Given request:
Each line that holds the word "những" should be returned.
## START Raw records
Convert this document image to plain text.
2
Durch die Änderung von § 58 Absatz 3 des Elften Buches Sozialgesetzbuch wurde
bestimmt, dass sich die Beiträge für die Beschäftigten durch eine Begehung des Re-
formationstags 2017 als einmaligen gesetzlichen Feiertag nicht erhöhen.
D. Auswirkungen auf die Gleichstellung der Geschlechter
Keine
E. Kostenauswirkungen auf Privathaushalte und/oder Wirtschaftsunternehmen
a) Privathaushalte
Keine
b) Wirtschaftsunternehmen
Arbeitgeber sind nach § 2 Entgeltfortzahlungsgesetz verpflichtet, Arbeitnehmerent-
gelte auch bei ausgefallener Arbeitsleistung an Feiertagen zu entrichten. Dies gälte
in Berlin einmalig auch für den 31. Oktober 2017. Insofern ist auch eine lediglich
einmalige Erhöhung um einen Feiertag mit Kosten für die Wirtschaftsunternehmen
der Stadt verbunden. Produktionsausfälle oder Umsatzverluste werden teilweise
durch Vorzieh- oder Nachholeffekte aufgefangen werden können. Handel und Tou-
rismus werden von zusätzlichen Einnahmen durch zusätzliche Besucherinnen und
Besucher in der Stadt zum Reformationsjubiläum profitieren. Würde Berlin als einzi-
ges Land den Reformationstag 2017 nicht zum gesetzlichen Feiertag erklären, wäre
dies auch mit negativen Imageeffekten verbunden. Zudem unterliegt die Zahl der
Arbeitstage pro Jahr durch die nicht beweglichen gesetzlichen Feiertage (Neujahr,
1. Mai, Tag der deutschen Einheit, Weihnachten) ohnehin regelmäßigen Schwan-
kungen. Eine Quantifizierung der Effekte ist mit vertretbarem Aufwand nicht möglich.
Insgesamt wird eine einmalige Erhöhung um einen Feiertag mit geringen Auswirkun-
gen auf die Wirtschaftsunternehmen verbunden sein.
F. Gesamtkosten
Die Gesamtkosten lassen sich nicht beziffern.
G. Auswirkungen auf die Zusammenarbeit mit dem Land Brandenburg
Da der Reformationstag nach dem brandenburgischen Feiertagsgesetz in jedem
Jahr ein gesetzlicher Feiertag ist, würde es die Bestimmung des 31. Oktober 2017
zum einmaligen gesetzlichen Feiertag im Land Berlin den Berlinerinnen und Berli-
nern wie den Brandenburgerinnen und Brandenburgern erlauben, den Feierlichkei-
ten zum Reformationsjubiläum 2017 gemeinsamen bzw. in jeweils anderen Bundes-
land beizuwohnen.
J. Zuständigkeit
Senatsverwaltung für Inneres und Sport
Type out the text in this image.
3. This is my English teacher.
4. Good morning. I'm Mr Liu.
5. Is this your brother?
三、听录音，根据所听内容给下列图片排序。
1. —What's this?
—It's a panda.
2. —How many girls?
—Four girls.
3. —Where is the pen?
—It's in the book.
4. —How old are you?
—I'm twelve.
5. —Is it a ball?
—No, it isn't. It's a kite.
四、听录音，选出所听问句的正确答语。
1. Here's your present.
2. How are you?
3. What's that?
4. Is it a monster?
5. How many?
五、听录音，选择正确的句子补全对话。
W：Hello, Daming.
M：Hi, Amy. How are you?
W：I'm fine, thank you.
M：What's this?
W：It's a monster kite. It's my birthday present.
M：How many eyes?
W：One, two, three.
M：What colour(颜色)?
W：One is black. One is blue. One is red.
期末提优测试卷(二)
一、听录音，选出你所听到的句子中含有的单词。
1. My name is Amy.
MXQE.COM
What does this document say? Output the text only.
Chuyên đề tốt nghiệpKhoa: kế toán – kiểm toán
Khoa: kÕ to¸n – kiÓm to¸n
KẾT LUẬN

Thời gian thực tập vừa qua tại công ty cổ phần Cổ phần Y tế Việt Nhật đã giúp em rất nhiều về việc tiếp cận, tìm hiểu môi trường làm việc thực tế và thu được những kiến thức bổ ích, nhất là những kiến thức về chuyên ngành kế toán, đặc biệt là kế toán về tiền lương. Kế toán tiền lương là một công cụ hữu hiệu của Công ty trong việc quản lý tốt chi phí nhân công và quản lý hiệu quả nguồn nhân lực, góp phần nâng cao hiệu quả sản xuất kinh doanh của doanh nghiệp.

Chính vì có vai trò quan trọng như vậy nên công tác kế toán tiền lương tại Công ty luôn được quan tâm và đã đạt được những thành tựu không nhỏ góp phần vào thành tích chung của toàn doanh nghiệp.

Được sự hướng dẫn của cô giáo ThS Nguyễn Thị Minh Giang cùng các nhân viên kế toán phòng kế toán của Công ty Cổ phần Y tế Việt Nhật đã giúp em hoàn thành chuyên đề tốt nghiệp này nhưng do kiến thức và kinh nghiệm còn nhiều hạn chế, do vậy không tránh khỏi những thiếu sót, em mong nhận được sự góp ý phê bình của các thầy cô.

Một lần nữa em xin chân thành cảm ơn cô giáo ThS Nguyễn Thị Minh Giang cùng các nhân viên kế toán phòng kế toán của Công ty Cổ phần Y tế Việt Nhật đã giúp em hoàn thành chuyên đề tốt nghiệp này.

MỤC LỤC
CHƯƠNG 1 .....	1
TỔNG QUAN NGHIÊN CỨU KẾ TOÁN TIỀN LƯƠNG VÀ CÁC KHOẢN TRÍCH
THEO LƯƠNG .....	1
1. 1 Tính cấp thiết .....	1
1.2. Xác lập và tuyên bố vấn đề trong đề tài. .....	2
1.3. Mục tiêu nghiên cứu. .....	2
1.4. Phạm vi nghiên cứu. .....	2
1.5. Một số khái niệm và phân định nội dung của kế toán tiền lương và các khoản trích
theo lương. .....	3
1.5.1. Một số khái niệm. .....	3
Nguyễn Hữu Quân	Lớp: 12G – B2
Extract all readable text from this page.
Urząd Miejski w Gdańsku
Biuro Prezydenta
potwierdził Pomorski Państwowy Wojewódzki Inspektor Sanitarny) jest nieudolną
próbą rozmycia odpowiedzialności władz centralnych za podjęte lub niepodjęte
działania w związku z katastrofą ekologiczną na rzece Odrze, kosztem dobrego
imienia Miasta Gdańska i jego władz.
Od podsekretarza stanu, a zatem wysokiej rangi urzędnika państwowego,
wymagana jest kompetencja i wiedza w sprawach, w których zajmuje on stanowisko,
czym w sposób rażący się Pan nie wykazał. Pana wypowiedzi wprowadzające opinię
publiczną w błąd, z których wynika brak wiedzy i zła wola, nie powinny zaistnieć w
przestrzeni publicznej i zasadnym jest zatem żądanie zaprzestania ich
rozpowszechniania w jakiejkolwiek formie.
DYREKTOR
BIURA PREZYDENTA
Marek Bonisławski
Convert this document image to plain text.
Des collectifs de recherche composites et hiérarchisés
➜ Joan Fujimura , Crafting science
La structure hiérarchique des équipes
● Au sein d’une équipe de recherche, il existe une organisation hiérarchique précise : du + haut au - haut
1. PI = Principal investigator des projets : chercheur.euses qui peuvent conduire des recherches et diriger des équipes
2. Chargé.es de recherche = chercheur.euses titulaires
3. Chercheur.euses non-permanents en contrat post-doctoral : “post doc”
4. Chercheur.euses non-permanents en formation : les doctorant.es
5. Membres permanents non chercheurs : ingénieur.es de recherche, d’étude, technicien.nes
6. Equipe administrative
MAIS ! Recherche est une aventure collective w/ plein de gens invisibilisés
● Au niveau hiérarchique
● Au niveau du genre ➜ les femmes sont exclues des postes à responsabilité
## END Raw records
Result of this exercise:
Thời gian thực tập vừa qua tại công ty cổ phần Cổ phần Y tế Việt Nhật đã giúp em rất nhiều về việc tiếp cận, tìm hiểu môi trường làm việc thực tế và thu được những kiến thức bổ ích, nhất là những kiến thức về chuyên ngành kế toán, đặc biệt là kế toán về tiền lương. Kế toán tiền lương là một công cụ hữu hiệu của Công ty trong việc quản lý tốt chi phí nhân công và quản lý hiệu quả nguồn nhân lực, góp phần nâng cao hiệu quả sản xuất kinh doanh của doanh nghiệp.
Chính vì có vai trò quan trọng như vậy nên công tác kế toán tiền lương tại Công ty luôn được quan tâm và đã đạt được những thành tựu không nhỏ góp phần vào thành tích chung của toàn doanh nghiệp.
Được sự hướng dẫn của cô giáo ThS Nguyễn Thị Minh Giang cùng các nhân viên kế toán phòng kế toán của Công ty Cổ phần Y tế Việt Nhật đã giúp em hoàn thành chuyên đề tốt nghiệp này nhưng do kiến thức và kinh nghiệm còn nhiều hạn chế, do vậy không tránh khỏi những thiếu sót, em mong nhận được sự góp ý phê bình của các thầy cô.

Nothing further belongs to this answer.